- [Requirements]
Every line below that mentions the word "aber" should be copied out.

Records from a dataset
Begin
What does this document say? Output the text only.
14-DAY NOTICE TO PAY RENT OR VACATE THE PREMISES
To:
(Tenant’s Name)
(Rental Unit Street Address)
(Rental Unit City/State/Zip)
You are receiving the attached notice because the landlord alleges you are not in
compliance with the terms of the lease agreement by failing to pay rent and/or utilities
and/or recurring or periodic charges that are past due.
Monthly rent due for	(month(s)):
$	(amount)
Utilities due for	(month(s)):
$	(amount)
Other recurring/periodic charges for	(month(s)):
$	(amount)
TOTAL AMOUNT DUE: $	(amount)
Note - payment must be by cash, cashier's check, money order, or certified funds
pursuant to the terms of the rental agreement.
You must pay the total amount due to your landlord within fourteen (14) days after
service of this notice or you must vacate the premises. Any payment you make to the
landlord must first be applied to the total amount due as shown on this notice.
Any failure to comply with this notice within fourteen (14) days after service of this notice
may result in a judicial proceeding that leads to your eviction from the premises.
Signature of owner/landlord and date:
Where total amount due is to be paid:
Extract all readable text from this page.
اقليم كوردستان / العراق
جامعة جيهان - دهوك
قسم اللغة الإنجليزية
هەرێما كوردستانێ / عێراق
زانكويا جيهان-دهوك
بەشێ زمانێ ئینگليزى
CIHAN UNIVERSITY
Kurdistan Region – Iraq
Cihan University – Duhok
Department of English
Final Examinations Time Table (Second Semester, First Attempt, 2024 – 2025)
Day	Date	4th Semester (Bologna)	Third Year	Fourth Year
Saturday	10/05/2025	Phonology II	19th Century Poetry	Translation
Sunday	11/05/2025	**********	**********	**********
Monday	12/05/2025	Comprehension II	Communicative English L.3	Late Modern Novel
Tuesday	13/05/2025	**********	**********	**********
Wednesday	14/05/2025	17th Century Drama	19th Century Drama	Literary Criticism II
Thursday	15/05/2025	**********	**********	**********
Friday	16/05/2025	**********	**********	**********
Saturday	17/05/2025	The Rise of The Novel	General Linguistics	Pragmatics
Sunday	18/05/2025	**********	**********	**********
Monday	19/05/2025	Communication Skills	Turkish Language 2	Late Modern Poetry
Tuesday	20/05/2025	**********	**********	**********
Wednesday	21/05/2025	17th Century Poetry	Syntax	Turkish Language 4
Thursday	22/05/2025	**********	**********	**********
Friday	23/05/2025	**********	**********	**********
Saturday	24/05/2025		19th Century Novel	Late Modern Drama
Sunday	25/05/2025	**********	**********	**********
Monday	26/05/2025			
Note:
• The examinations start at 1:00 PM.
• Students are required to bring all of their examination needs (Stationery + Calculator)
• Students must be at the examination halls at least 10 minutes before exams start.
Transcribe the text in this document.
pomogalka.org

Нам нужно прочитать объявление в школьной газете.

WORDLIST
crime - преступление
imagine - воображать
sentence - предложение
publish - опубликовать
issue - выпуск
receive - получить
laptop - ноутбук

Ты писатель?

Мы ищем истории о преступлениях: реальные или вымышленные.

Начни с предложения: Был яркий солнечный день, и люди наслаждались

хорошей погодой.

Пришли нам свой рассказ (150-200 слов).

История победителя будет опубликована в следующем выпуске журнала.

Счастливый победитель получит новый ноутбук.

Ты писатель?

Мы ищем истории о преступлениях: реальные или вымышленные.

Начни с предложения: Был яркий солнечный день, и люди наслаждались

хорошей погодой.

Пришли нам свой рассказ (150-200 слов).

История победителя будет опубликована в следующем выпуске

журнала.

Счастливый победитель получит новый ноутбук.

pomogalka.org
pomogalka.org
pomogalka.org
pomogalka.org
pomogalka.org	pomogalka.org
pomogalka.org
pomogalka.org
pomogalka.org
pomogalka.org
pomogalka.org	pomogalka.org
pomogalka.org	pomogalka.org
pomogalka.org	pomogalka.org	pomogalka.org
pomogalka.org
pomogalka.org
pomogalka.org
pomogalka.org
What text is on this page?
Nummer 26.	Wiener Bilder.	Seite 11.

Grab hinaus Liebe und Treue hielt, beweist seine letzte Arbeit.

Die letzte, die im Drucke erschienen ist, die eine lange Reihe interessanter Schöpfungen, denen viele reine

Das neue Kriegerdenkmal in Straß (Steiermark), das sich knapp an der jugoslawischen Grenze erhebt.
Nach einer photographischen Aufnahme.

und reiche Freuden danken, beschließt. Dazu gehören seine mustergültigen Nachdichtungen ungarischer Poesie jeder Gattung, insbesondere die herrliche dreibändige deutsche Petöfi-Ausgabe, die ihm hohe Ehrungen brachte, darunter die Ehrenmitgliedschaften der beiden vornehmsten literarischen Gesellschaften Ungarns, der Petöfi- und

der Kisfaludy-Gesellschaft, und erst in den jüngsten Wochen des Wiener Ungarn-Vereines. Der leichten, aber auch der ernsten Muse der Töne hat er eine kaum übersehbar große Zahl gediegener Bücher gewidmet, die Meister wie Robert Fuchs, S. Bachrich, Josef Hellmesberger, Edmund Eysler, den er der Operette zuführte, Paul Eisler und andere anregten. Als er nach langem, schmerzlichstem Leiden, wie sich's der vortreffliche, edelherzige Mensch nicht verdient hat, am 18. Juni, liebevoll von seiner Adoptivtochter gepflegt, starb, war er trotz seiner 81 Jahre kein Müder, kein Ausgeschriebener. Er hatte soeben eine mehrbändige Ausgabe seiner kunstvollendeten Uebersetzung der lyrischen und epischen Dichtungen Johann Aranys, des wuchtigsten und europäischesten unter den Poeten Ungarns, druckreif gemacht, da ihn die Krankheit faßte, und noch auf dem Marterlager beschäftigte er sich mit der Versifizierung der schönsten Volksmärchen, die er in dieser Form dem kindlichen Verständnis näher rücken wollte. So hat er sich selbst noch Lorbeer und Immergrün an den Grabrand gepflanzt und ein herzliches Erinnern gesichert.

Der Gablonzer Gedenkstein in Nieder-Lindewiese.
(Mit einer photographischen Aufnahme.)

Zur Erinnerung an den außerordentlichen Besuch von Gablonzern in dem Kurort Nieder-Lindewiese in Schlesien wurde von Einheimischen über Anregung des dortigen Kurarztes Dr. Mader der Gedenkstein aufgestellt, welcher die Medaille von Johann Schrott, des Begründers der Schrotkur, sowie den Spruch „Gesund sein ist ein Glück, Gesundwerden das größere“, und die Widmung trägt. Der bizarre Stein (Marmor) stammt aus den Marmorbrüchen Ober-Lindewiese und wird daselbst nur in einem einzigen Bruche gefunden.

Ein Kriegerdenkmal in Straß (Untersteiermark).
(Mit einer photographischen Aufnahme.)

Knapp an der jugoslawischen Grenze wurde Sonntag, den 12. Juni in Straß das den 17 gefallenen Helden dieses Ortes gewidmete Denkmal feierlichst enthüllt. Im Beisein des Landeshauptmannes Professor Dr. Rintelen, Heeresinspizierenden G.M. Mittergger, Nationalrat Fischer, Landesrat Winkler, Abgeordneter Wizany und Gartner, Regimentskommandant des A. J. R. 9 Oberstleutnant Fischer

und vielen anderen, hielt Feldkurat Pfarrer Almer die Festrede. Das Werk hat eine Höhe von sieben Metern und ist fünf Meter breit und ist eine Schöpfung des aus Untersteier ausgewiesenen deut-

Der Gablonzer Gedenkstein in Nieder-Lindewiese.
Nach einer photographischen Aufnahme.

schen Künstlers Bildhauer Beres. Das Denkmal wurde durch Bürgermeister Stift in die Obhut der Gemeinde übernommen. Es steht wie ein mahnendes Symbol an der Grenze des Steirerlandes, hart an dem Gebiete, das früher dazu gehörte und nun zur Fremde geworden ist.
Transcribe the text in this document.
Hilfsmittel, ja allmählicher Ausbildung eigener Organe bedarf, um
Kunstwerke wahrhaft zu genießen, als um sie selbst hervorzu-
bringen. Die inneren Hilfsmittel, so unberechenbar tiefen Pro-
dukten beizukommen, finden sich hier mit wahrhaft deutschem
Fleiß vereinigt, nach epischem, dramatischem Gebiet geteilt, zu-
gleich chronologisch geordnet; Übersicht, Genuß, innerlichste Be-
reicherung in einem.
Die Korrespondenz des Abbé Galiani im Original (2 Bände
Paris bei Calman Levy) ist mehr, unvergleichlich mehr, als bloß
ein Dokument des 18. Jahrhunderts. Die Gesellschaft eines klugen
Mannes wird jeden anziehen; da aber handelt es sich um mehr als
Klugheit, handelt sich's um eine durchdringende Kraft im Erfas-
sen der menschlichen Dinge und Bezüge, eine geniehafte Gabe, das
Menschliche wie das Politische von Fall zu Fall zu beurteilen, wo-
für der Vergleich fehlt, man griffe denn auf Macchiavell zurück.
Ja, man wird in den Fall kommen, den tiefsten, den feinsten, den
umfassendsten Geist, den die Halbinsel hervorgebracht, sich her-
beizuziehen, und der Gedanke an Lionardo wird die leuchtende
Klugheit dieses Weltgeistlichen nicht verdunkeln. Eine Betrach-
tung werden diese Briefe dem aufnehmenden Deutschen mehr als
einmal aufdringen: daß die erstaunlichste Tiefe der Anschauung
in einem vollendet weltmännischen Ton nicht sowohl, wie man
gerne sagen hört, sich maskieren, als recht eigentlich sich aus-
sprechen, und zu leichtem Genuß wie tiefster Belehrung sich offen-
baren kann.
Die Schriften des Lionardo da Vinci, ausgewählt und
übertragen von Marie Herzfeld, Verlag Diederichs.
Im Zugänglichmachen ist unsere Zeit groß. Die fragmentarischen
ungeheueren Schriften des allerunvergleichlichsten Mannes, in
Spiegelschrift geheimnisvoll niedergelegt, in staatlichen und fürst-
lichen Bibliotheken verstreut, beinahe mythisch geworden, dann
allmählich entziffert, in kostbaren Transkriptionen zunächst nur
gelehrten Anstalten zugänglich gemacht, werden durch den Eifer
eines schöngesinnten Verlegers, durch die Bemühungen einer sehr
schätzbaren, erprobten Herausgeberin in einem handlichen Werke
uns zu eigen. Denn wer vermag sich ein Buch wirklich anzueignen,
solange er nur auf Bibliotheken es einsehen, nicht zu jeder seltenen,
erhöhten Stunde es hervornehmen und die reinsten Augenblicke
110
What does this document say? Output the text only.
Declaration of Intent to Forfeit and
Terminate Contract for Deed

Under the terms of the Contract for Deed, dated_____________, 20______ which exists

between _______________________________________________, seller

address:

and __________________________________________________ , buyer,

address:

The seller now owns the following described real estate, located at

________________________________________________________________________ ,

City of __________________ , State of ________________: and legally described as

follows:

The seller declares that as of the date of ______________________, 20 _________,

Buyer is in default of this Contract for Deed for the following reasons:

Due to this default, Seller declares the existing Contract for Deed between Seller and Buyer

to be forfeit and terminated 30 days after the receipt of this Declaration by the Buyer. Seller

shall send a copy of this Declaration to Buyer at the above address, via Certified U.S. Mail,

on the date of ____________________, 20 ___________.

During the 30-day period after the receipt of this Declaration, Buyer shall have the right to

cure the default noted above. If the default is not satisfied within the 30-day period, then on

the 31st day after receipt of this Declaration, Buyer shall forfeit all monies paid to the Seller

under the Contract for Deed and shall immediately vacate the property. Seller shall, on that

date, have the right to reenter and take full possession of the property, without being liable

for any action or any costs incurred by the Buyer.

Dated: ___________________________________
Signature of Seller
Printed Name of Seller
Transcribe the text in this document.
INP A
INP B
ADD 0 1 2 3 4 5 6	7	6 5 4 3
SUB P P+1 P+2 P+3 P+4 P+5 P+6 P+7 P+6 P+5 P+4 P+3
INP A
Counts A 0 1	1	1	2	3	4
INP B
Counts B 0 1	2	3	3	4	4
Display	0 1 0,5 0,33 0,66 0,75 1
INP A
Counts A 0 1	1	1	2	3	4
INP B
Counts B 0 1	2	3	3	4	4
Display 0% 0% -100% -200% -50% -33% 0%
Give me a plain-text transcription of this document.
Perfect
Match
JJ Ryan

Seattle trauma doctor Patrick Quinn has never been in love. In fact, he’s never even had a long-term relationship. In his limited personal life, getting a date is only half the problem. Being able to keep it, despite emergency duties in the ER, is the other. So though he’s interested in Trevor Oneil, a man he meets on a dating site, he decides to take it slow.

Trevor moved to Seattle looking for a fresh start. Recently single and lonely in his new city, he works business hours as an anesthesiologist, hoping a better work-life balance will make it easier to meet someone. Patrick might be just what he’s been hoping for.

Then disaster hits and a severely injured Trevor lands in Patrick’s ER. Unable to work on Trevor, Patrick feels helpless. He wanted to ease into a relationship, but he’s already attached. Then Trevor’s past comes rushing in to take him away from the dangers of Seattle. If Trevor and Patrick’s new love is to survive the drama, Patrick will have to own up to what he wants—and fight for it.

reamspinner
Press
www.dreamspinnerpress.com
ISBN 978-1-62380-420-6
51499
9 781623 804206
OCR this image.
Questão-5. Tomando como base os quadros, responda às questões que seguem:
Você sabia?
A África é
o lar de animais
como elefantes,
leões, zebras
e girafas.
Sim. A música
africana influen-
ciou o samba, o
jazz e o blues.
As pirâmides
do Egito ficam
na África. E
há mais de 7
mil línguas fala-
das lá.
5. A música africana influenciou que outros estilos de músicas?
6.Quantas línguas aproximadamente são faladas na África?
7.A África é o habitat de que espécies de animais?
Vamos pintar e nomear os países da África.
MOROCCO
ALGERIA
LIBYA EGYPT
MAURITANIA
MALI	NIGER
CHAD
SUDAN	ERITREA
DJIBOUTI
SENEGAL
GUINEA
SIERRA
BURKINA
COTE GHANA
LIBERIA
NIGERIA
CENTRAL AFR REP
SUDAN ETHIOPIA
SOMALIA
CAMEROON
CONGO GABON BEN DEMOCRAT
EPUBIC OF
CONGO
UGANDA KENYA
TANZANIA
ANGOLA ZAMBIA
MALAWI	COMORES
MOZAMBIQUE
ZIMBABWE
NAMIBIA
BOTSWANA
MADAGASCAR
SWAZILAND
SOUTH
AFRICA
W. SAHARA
End
- [Answer in full]
der Kisfaludy-Gesellschaft, und erst in den jüngsten Wochen des Wiener Ungarn-Vereines. Der leichten, aber auch der ernsten Muse der Töne hat er eine kaum übersehbar große Zahl gediegener Bücher gewidmet, die Meister wie Robert Fuchs, S. Bachrich, Josef Hellmesberger, Edmund Eysler, den er der Operette zuführte, Paul Eisler und andere anregten. Als er nach langem, schmerzlichstem Leiden, wie sich's der vortreffliche, edelherzige Mensch nicht verdient hat, am 18. Juni, liebevoll von seiner Adoptivtochter gepflegt, starb, war er trotz seiner 81 Jahre kein Müder, kein Ausgeschriebener. Er hatte soeben eine mehrbändige Ausgabe seiner kunstvollendeten Uebersetzung der lyrischen und epischen Dichtungen Johann Aranys, des wuchtigsten und europäischesten unter den Poeten Ungarns, druckreif gemacht, da ihn die Krankheit faßte, und noch auf dem Marterlager beschäftigte er sich mit der Versifizierung der schönsten Volksmärchen, die er in dieser Form dem kindlichen Verständnis näher rücken wollte. So hat er sich selbst noch Lorbeer und Immergrün an den Grabrand gepflanzt und ein herzliches Erinnern gesichert.
Mannes wird jeden anziehen; da aber handelt es sich um mehr als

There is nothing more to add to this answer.